**AIM:**
Every line in the listing is to be echoed verbatim.

start DATA IN THIS EXERCISE

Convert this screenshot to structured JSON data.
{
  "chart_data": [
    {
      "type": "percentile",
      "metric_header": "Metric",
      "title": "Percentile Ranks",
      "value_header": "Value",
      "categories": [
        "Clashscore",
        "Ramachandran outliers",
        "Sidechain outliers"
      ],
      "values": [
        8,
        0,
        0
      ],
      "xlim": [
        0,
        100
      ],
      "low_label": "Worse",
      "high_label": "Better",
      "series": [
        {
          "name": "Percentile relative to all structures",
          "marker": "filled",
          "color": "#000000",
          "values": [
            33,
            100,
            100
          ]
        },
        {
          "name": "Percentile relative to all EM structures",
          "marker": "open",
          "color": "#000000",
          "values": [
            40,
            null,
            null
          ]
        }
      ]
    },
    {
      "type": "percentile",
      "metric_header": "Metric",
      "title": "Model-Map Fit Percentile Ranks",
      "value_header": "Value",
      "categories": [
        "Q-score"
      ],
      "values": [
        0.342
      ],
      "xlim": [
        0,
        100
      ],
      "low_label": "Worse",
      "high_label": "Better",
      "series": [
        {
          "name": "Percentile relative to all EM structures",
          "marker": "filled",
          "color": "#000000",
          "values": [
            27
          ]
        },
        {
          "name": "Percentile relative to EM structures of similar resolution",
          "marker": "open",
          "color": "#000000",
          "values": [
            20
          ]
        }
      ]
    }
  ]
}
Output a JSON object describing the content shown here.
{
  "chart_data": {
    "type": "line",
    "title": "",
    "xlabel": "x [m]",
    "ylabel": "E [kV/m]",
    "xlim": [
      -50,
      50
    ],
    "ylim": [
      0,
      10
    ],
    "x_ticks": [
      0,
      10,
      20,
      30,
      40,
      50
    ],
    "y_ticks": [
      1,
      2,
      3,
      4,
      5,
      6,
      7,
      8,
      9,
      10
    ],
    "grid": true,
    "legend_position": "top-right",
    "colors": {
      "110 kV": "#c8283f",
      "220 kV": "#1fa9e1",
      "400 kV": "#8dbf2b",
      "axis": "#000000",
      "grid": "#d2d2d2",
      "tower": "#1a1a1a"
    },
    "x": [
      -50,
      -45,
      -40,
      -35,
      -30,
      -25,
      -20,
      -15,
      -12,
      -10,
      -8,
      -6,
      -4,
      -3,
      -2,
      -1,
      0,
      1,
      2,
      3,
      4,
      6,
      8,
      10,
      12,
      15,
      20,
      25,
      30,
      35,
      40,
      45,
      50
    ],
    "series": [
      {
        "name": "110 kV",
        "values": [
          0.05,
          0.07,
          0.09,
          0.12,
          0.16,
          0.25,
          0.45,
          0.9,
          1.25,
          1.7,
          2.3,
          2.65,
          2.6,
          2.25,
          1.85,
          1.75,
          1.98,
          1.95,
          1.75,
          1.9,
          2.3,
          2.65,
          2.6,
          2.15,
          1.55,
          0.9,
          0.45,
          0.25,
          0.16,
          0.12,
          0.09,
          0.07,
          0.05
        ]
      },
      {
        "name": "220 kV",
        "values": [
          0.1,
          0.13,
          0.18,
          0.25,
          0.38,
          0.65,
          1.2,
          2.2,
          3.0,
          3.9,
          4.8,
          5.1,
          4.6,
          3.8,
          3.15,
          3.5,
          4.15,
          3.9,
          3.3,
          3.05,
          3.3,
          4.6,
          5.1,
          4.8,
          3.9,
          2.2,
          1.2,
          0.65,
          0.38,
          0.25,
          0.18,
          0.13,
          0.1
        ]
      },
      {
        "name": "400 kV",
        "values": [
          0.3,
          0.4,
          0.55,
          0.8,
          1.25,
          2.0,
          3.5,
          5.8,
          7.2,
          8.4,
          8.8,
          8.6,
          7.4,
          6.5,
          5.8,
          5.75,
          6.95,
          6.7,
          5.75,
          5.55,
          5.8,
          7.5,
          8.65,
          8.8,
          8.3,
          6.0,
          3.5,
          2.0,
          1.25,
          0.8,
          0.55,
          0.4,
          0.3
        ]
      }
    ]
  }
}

end DATA IN THIS EXERCISE

**RESULT OF THE EXERCISE:**
Convert this screenshot to structured JSON data.
{
  "chart_data": [
    {
      "type": "percentile",
      "metric_header": "Metric",
      "title": "Percentile Ranks",
      "value_header": "Value",
      "categories": [
        "Clashscore",
        "Ramachandran outliers",
        "Sidechain outliers"
      ],
      "values": [
        8,
        0,
        0
      ],
      "xlim": [
        0,
        100
      ],
      "low_label": "Worse",
      "high_label": "Better",
      "series": [
        {
          "name": "Percentile relative to all structures",
          "marker": "filled",
          "color": "#000000",
          "values": [
            33,
            100,
            100
          ]
        },
        {
          "name": "Percentile relative to all EM structures",
          "marker": "open",
          "color": "#000000",
          "values": [
            40,
            null,
            null
          ]
        }
      ]
    },
    {
      "type": "percentile",
      "metric_header": "Metric",
      "title": "Model-Map Fit Percentile Ranks",
      "value_header": "Value",
      "categories": [
        "Q-score"
      ],
      "values": [
        0.342
      ],
      "xlim": [
        0,
        100
      ],
      "low_label": "Worse",
      "high_label": "Better",
      "series": [
        {
          "name": "Percentile relative to all EM structures",
          "marker": "filled",
          "color": "#000000",
          "values": [
            27
          ]
        },
        {
          "name": "Percentile relative to EM structures of similar resolution",
          "marker": "open",
          "color": "#000000",
          "values": [
            20
          ]
        }
      ]
    }
  ]
}
Output a JSON object describing the content shown here.
{
  "chart_data": {
    "type": "line",
    "title": "",
    "xlabel": "x [m]",
    "ylabel": "E [kV/m]",
    "xlim": [
      -50,
      50
    ],
    "ylim": [
      0,
      10
    ],
    "x_ticks": [
      0,
      10,
      20,
      30,
      40,
      50
    ],
    "y_ticks": [
      1,
      2,
      3,
      4,
      5,
      6,
      7,
      8,
      9,
      10
    ],
    "grid": true,
    "legend_position": "top-right",
    "colors": {
      "110 kV": "#c8283f",
      "220 kV": "#1fa9e1",
      "400 kV": "#8dbf2b",
      "axis": "#000000",
      "grid": "#d2d2d2",
      "tower": "#1a1a1a"
    },
    "x": [
      -50,
      -45,
      -40,
      -35,
      -30,
      -25,
      -20,
      -15,
      -12,
      -10,
      -8,
      -6,
      -4,
      -3,
      -2,
      -1,
      0,
      1,
      2,
      3,
      4,
      6,
      8,
      10,
      12,
      15,
      20,
      25,
      30,
      35,
      40,
      45,
      50
    ],
    "series": [
      {
        "name": "110 kV",
        "values": [
          0.05,
          0.07,
          0.09,
          0.12,
          0.16,
          0.25,
          0.45,
          0.9,
          1.25,
          1.7,
          2.3,
          2.65,
          2.6,
          2.25,
          1.85,
          1.75,
          1.98,
          1.95,
          1.75,
          1.9,
          2.3,
          2.65,
          2.6,
          2.15,
          1.55,
          0.9,
          0.45,
          0.25,
          0.16,
          0.12,
          0.09,
          0.07,
          0.05
        ]
      },
      {
        "name": "220 kV",
        "values": [
          0.1,
          0.13,
          0.18,
          0.25,
          0.38,
          0.65,
          1.2,
          2.2,
          3.0,
          3.9,
          4.8,
          5.1,
          4.6,
          3.8,
          3.15,
          3.5,
          4.15,
          3.9,
          3.3,
          3.05,
          3.3,
          4.6,
          5.1,
          4.8,
          3.9,
          2.2,
          1.2,
          0.65,
          0.38,
          0.25,
          0.18,
          0.13,
          0.1
        ]
      },
      {
        "name": "400 kV",
        "values": [
          0.3,
          0.4,
          0.55,
          0.8,
          1.25,
          2.0,
          3.5,
          5.8,
          7.2,
          8.4,
          8.8,
          8.6,
          7.4,
          6.5,
          5.8,
          5.75,
          6.95,
          6.7,
          5.75,
          5.55,
          5.8,
          7.5,
          8.65,
          8.8,
          8.3,
          6.0,
          3.5,
          2.0,
          1.25,
          0.8,
          0.55,
          0.4,
          0.3
        ]
      }
    ]
  }
}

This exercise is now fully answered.